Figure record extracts
^^^^

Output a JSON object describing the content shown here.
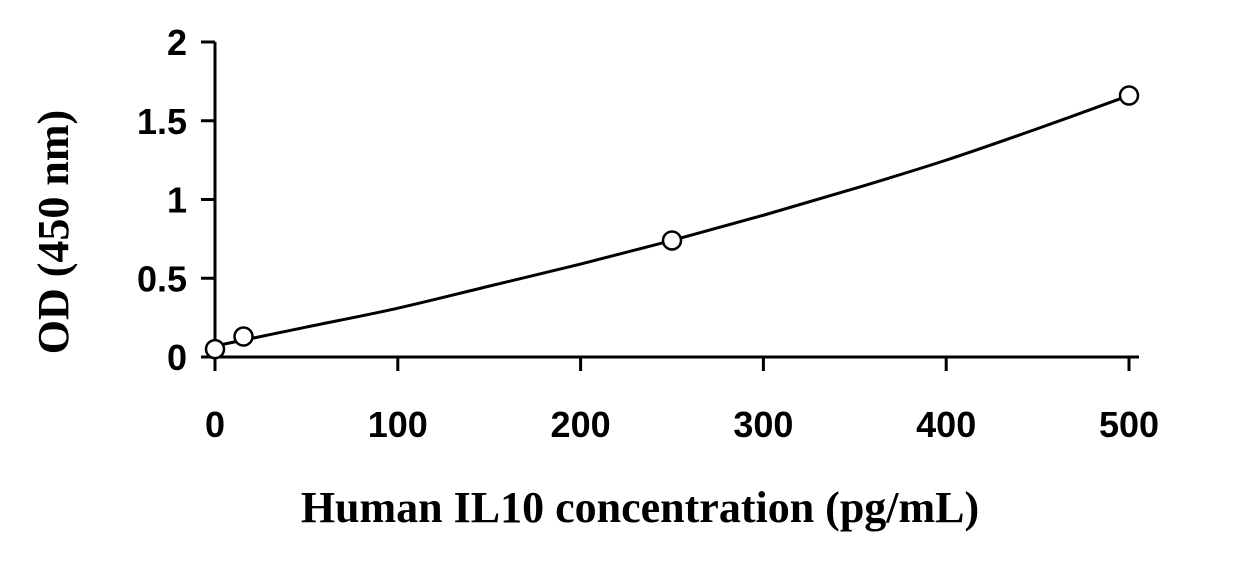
{
  "chart_data": {
    "type": "scatter",
    "title": "",
    "xlabel": "Human IL10 concentration (pg/mL)",
    "ylabel": "OD (450 nm)",
    "xlim": [
      0,
      500
    ],
    "ylim": [
      0,
      2
    ],
    "x_ticks": [
      0,
      100,
      200,
      300,
      400,
      500
    ],
    "x_tick_labels": [
      "0",
      "100",
      "200",
      "300",
      "400",
      "500"
    ],
    "y_ticks": [
      0,
      0.5,
      1,
      1.5,
      2
    ],
    "y_tick_labels": [
      "0",
      "0.5",
      "1",
      "1.5",
      "2"
    ],
    "grid": false,
    "legend": "none",
    "series": [
      {
        "x": [
          0,
          15.6,
          250,
          500
        ],
        "y": [
          0.05,
          0.13,
          0.74,
          1.66
        ],
        "marker": "open-circle",
        "fit": "smooth-curve"
      }
    ],
    "fit_curve": {
      "x": [
        0,
        50,
        100,
        150,
        200,
        250,
        300,
        350,
        400,
        450,
        500
      ],
      "y": [
        0.07,
        0.19,
        0.31,
        0.45,
        0.59,
        0.74,
        0.9,
        1.07,
        1.25,
        1.45,
        1.66
      ]
    }
  }
}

^^^^

• _Required work_
Copy all the data exactly as written, but skip any picture.

• _Output_
Output a JSON object describing the content shown here.
{
  "chart_data": {
    "type": "scatter",
    "title": "",
    "xlabel": "Human IL10 concentration (pg/mL)",
    "ylabel": "OD (450 nm)",
    "xlim": [
      0,
      500
    ],
    "ylim": [
      0,
      2
    ],
    "x_ticks": [
      0,
      100,
      200,
      300,
      400,
      500
    ],
    "x_tick_labels": [
      "0",
      "100",
      "200",
      "300",
      "400",
      "500"
    ],
    "y_ticks": [
      0,
      0.5,
      1,
      1.5,
      2
    ],
    "y_tick_labels": [
      "0",
      "0.5",
      "1",
      "1.5",
      "2"
    ],
    "grid": false,
    "legend": "none",
    "series": [
      {
        "x": [
          0,
          15.6,
          250,
          500
        ],
        "y": [
          0.05,
          0.13,
          0.74,
          1.66
        ],
        "marker": "open-circle",
        "fit": "smooth-curve"
      }
    ],
    "fit_curve": {
      "x": [
        0,
        50,
        100,
        150,
        200,
        250,
        300,
        350,
        400,
        450,
        500
      ],
      "y": [
        0.07,
        0.19,
        0.31,
        0.45,
        0.59,
        0.74,
        0.9,
        1.07,
        1.25,
        1.45,
        1.66
      ]
    }
  }
}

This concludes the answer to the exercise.